**STATED PROBLEM**
Look for the word "consumption" in each line and report the count of matching lines, with nothing added.
[START OF DATASET]
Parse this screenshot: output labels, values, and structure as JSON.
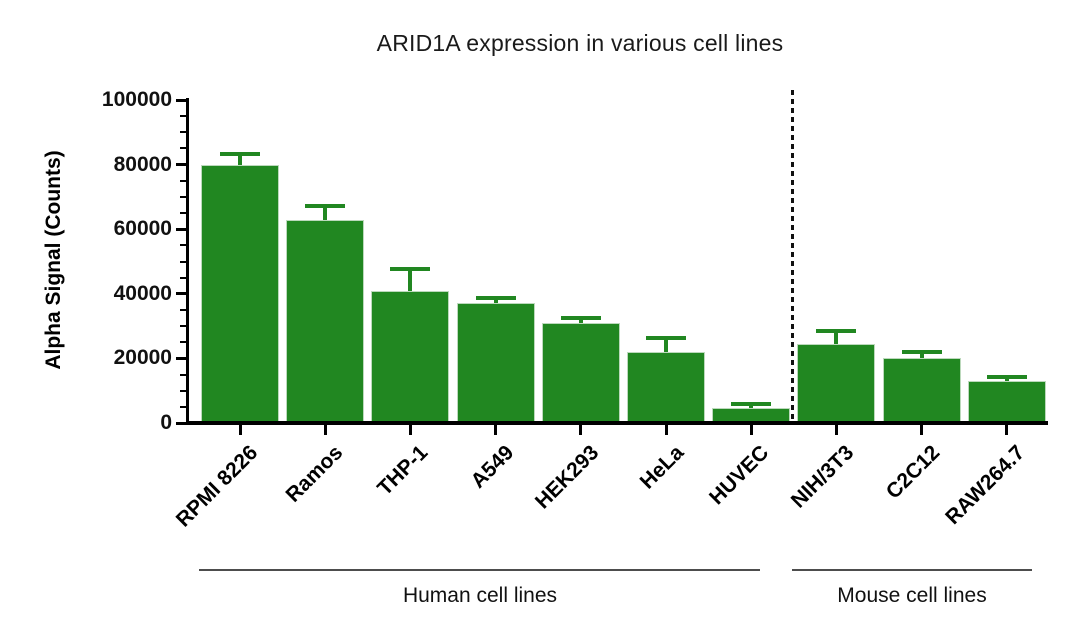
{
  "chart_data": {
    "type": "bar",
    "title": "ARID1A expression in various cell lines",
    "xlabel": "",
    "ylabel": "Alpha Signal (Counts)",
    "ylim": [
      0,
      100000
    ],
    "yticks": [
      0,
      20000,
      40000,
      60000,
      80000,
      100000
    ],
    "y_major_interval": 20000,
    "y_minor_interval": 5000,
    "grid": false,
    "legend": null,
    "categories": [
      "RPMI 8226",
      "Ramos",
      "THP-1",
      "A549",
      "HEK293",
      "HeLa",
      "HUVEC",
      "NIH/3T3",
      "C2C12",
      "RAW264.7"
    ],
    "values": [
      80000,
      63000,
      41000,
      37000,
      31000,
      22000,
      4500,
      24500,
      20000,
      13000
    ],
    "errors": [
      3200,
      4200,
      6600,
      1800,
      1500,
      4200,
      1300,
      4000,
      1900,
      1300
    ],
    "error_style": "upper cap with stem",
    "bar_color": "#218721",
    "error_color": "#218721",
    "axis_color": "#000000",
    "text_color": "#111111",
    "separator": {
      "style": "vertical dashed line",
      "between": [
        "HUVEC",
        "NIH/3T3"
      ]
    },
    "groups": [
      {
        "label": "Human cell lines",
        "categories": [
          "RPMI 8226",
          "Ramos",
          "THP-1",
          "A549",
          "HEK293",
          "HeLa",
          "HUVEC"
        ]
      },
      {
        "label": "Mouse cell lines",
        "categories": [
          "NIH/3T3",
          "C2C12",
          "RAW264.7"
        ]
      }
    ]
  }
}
[END OF DATASET]
[START OF DATASET]
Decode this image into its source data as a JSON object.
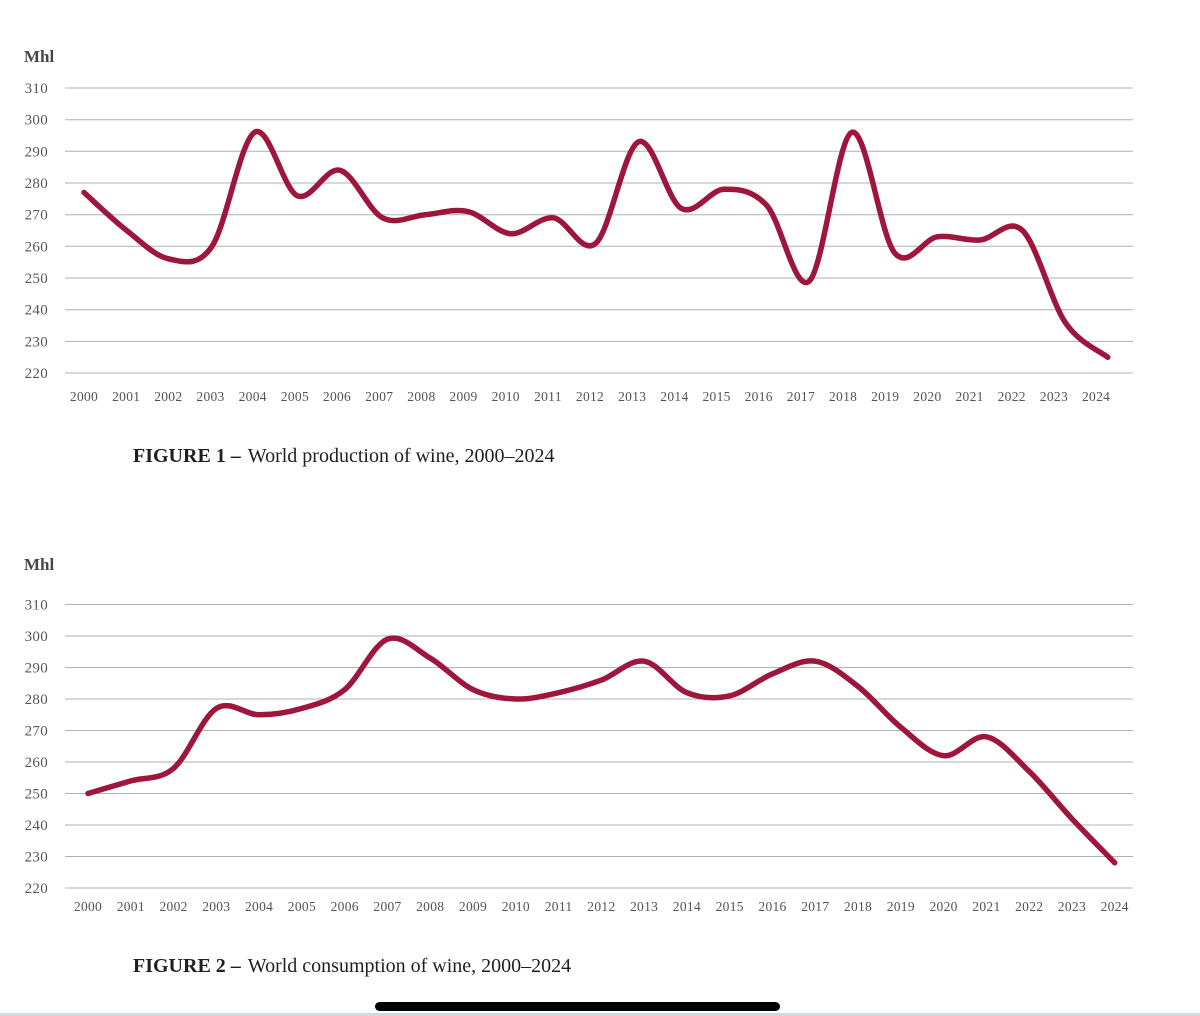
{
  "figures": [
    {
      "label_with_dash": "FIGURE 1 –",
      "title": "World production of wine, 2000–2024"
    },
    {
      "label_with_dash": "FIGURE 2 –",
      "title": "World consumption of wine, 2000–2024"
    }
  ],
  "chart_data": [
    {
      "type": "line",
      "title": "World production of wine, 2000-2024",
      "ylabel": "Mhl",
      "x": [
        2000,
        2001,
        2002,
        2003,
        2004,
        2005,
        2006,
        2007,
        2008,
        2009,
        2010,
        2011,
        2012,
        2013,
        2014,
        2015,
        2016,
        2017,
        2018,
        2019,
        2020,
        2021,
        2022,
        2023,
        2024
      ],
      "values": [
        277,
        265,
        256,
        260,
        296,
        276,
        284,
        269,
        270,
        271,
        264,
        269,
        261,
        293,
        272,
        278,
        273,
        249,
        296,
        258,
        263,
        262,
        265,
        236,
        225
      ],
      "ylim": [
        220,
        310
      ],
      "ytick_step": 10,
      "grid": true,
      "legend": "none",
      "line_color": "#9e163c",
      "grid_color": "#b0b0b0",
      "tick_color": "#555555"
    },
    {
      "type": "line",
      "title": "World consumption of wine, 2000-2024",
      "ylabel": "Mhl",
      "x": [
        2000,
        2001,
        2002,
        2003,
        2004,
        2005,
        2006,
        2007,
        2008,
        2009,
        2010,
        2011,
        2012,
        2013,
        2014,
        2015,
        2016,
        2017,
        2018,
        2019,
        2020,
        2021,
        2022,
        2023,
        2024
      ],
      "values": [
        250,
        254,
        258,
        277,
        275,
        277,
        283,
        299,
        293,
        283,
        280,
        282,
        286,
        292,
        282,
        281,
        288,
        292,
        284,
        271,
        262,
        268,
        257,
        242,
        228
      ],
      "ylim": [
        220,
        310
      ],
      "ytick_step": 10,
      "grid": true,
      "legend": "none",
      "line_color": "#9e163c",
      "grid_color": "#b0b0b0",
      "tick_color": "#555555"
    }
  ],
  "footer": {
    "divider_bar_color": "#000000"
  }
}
[END OF DATASET]
**ANSWER TO THIS TASK**
2